**Document segment**
Information Technology in Complex Criminal Trials -

A summary of the AIJA Report


Graham Greenleaf and Andrew Mowbray

A version of this article appeared in the Australian Law Journal, `Information Technology & the Law' column (1993).

See also the full Report Information Technology in Complex Criminal Trials (AIJA, 1993).

Introduction

Information Technology in Complex Criminal Trials is intended to complement the Report by Professor Mark Aronson Managing Complex Criminal Trials: Reform of Evidence and Procedure (AIJA, 1992). The Report commences with surveys of the key technologies in complex trials - free text retrieval of transcript, document summary databases, document image retrieval and presentation graphics - and the progress that has been made in utilising these technologies in various Australian and overseas jurisdictions. It then examines each of these technologies and their use and potential benefits in complex trials in some detail, as well as the procedural and evidentiary reforms needed to ensure effective use. It concludes with an examination of the improvements in communication, education and the setting of standards needed for more effective use of court technologies. A Bibliography lists over 200 books and articles on Court computerisation. The 140 page Report makes 58 recommendations concerning these matters, and the purpose of this article is to summarise their thrust.

**Supplied data**
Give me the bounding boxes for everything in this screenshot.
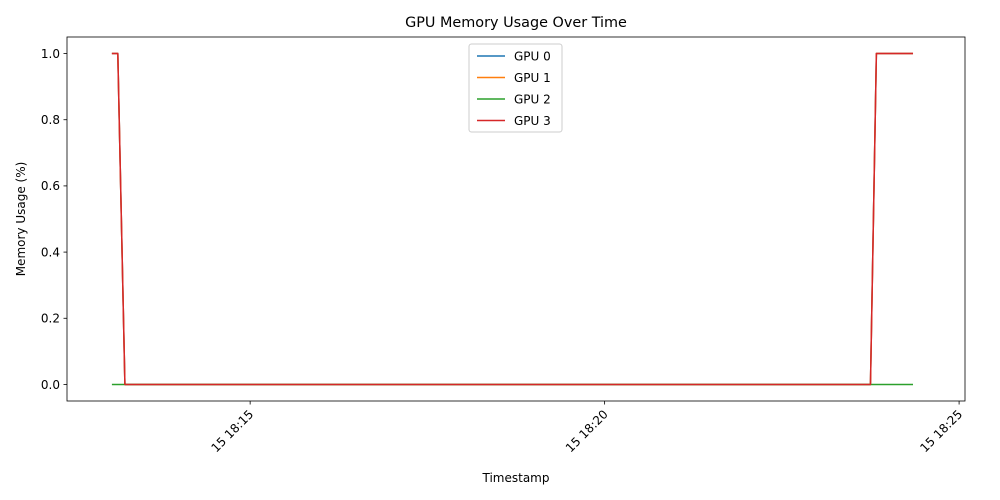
y-axis-title: Memory Usage (%): [14, 162, 28, 277]
legend-label-gpu-2: GPU 2: [514, 92, 551, 106]
x-axis-title: Timestamp: [482, 471, 550, 485]
y-tick-label: 0.4: [41, 245, 60, 259]
chart-title: GPU Memory Usage Over Time: [405, 15, 627, 31]
plot-frame: [66, 36, 966, 402]
y-tick-label: 0.8: [41, 113, 60, 127]
y-tick-label: 1.0: [41, 47, 60, 61]
series-layer: [111, 52, 914, 386]
legend-label-gpu-0: GPU 0: [514, 49, 551, 63]
y-tick-label: 0.6: [41, 179, 60, 193]
y-tick-label: 0.0: [41, 378, 60, 392]
series-line-gpu-3: [111, 52, 914, 386]
y-axis: 0.0 0.2 0.4 0.6 0.8 1.0: [41, 47, 67, 392]
legend-label-gpu-3: GPU 3: [514, 114, 551, 128]
y-tick-label: 0.2: [41, 312, 60, 326]
legend: GPU 0 GPU 1 GPU 2 GPU 3: [468, 43, 563, 133]
legend-box: [468, 43, 563, 133]
legend-label-gpu-1: GPU 1: [514, 71, 551, 85]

**Problems to work on**
- a) From the AIJA report summary, return the part that opens with the words containing "Graham Greenleaf and" and closes with "Law' column (1993).".
- b) Answer these questions about the AIJA report summary:
(i) Who are the authors?
(ii) In which column of the Australian Law Journal did a version appear?
(iii) How many recommendations does the 140 page Report make?
- c) Write what comes next in the AIJA report summary, picking up after its last sentence.
The records aren't needed here.

**Task responses**
- a)
Graham Greenleaf and Andrew Mowbray

A version of this article appeared in the Australian Law Journal, `Information Technology & the Law' column (1993).

- b)
(i) Graham Greenleaf and Andrew Mowbray
(ii) The `Information Technology & the Law' column
(iii) 58

- c)
Given the subject matter of the Report, it is appropriate that it is the first AIJA publication to be published in computerised form, as well as print. The Report on disk can be searched with free text retrieval and browsed in hypertext using the DataLex Workstation Software, provided by the Report's authors to the AIJA for this purpose.

Costs and causes of complex trials

The cost of a full criminal trial in New South Wales has been estimated as $20,000 per day, or $70 per minute of court time. Complex trials tie up a courtroom and judge for six months or more, at a cost of millions of dollars. The effect is severe on defendants, and on other defendants held in custody pending availability of trial facilities. Jurors who are expected to surrender up to a year of their lives are likely to seek excuses. Legal aid budgets may be consumed. Judge and jurors may 'lose the plot' in the face of complex and drawn-out evidence. 'Mega-trials' have a distorting effect on the criminal justice system as a whole.

 There is less agreement about the causes of these ill effects. Such studies as there are identify a multitude of contributing factors, many relating to procedural and evidentiary problems, but also including the difficulties of simplifying complex evidence, and the inadequacy of document handling systems. The Aronson Report addresses the procedural and evidentiary causes. In the absence of hard evidence of the relative importance of these contributing causes, estimates of the extent to which information technology can alleviate the problem must be speculative. Although it is possible to identify how information technology will alleviate a specific contributing problem, the overall significance of doing so must await further empirical study. The Report recommends a follow-up study of the lessons and cost-benefits of the use of information technology in selected complex trials such as the Equiticorp trial in New Zealand and the ongoing Rothwells trial in Western Australia.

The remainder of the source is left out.